Exercise directions = Identify every line containing the word "JSON" and reproduce each one.
┌─ Data extract
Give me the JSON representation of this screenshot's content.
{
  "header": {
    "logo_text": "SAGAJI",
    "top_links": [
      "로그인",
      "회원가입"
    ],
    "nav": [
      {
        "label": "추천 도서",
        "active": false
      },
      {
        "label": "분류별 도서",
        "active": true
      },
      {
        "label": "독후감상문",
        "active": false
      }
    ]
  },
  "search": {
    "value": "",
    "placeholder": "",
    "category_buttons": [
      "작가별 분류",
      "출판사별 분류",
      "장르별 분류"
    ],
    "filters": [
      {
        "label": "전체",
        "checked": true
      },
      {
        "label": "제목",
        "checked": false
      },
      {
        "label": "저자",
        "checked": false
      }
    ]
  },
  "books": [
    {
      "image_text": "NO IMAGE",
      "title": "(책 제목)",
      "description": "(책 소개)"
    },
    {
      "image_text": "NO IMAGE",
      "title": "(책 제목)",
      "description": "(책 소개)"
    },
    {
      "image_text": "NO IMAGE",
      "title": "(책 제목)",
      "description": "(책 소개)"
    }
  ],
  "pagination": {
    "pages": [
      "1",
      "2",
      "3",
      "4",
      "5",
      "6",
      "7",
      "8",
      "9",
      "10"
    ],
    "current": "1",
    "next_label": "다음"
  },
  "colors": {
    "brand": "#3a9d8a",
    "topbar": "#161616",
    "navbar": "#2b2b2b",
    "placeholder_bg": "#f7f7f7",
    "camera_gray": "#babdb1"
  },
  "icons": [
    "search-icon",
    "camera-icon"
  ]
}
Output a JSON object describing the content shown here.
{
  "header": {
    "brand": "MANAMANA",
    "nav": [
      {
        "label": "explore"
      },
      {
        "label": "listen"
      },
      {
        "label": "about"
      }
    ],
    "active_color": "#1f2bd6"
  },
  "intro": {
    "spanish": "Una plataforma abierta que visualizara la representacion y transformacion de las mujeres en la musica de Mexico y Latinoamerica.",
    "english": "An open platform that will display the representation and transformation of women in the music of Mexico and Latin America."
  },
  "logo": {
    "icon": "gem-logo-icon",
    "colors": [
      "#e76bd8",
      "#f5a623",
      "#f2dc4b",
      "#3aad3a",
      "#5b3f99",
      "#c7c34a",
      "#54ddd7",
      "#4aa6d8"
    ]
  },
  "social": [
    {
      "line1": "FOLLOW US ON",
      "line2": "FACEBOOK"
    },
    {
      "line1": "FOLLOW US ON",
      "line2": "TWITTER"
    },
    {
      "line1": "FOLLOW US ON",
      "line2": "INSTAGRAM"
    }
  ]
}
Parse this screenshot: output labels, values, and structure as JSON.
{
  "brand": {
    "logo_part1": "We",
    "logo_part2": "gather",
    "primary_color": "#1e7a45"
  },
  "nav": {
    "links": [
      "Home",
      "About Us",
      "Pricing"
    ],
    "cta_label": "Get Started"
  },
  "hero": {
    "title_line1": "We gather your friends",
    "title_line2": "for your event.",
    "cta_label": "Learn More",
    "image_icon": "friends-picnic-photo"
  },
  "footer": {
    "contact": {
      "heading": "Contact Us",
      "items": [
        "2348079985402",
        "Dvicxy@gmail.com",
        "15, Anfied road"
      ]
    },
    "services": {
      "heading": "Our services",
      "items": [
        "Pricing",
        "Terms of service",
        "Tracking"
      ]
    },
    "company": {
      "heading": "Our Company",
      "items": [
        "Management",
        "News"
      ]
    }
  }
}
└─
Right answer =
Give me the JSON representation of this screenshot's content.
Output a JSON object describing the content shown here.
Parse this screenshot: output labels, values, and structure as JSON.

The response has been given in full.